INSTRUCTIONS FOR THE TASK >>
Retype the listing that follows, exactly as written.

-*-

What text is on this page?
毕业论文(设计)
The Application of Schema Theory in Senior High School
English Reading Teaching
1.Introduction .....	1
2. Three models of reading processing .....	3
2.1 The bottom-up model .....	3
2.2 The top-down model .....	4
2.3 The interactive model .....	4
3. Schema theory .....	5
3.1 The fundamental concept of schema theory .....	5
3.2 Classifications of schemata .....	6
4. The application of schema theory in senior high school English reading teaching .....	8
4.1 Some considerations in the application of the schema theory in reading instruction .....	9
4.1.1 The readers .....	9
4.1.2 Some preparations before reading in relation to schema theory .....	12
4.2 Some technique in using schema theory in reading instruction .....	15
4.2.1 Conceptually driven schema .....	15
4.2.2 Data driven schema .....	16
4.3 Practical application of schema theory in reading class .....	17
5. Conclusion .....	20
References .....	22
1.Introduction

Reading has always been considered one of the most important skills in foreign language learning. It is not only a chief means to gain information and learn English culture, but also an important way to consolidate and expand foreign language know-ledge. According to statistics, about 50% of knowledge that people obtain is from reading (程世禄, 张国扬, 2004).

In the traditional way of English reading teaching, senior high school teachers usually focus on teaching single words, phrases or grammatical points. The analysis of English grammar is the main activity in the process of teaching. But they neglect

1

-*-

FULL SOLUTION >>
What text is on this page?
毕业论文(设计)
The Application of Schema Theory in Senior High School
English Reading Teaching
1.Introduction .....	1
2. Three models of reading processing .....	3
2.1 The bottom-up model .....	3
2.2 The top-down model .....	4
2.3 The interactive model .....	4
3. Schema theory .....	5
3.1 The fundamental concept of schema theory .....	5
3.2 Classifications of schemata .....	6
4. The application of schema theory in senior high school English reading teaching .....	8
4.1 Some considerations in the application of the schema theory in reading instruction .....	9
4.1.1 The readers .....	9
4.1.2 Some preparations before reading in relation to schema theory .....	12
4.2 Some technique in using schema theory in reading instruction .....	15
4.2.1 Conceptually driven schema .....	15
4.2.2 Data driven schema .....	16
4.3 Practical application of schema theory in reading class .....	17
5. Conclusion .....	20
References .....	22
1.Introduction

Reading has always been considered one of the most important skills in foreign language learning. It is not only a chief means to gain information and learn English culture, but also an important way to consolidate and expand foreign language know-ledge. According to statistics, about 50% of knowledge that people obtain is from reading (程世禄, 张国扬, 2004).

In the traditional way of English reading teaching, senior high school teachers usually focus on teaching single words, phrases or grammatical points. The analysis of English grammar is the main activity in the process of teaching. But they neglect

1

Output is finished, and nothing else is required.